Set problem: Starting with the line that contains "Serialize everything readable", reproduce each line through the end of the listing below, with no other output.

Supplied records:
— begin —

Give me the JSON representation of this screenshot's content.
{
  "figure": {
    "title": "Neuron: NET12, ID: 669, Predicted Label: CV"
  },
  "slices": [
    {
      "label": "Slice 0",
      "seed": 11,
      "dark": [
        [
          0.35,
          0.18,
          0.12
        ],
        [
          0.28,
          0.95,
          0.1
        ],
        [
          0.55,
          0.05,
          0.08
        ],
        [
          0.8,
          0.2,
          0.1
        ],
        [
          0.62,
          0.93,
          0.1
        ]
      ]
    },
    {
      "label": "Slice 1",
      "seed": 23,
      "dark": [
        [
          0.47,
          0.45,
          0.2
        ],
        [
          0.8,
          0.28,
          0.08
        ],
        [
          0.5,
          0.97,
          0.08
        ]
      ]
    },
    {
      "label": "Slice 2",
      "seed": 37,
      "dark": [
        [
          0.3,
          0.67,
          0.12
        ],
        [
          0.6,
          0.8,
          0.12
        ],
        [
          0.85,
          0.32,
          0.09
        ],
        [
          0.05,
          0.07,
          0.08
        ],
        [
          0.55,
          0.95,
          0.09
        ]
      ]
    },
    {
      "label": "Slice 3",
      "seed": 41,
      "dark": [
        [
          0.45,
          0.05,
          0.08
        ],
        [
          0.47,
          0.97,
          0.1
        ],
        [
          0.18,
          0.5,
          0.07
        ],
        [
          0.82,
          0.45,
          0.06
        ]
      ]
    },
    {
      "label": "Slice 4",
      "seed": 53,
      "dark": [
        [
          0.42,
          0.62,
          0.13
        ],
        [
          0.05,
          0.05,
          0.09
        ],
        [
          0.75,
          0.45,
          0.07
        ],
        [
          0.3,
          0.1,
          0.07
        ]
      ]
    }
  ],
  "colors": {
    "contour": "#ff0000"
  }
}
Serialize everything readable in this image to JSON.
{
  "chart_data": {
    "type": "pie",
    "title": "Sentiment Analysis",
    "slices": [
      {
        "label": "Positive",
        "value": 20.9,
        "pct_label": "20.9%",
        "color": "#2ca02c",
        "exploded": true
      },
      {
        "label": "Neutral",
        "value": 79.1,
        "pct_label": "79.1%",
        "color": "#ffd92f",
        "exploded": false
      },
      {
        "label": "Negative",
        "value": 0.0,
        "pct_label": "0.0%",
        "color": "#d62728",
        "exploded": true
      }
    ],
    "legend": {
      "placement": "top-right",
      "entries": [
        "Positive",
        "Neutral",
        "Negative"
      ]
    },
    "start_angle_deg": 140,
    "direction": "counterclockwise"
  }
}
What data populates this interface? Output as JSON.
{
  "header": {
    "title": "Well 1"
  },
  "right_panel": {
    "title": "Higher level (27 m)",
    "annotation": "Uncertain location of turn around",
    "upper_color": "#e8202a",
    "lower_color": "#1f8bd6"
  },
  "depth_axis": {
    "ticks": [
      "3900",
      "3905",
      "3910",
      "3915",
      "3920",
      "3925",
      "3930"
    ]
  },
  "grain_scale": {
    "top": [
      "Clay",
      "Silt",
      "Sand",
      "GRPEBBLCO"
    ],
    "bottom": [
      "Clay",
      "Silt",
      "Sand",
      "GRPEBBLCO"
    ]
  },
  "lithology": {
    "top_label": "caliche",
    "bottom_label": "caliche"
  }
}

— end —

Complete answer:
Serialize everything readable in this image to JSON.
{
  "chart_data": {
    "type": "pie",
    "title": "Sentiment Analysis",
    "slices": [
      {
        "label": "Positive",
        "value": 20.9,
        "pct_label": "20.9%",
        "color": "#2ca02c",
        "exploded": true
      },
      {
        "label": "Neutral",
        "value": 79.1,
        "pct_label": "79.1%",
        "color": "#ffd92f",
        "exploded": false
      },
      {
        "label": "Negative",
        "value": 0.0,
        "pct_label": "0.0%",
        "color": "#d62728",
        "exploded": true
      }
    ],
    "legend": {
      "placement": "top-right",
      "entries": [
        "Positive",
        "Neutral",
        "Negative"
      ]
    },
    "start_angle_deg": 140,
    "direction": "counterclockwise"
  }
}
What data populates this interface? Output as JSON.
{
  "header": {
    "title": "Well 1"
  },
  "right_panel": {
    "title": "Higher level (27 m)",
    "annotation": "Uncertain location of turn around",
    "upper_color": "#e8202a",
    "lower_color": "#1f8bd6"
  },
  "depth_axis": {
    "ticks": [
      "3900",
      "3905",
      "3910",
      "3915",
      "3920",
      "3925",
      "3930"
    ]
  },
  "grain_scale": {
    "top": [
      "Clay",
      "Silt",
      "Sand",
      "GRPEBBLCO"
    ],
    "bottom": [
      "Clay",
      "Silt",
      "Sand",
      "GRPEBBLCO"
    ]
  },
  "lithology": {
    "top_label": "caliche",
    "bottom_label": "caliche"
  }
}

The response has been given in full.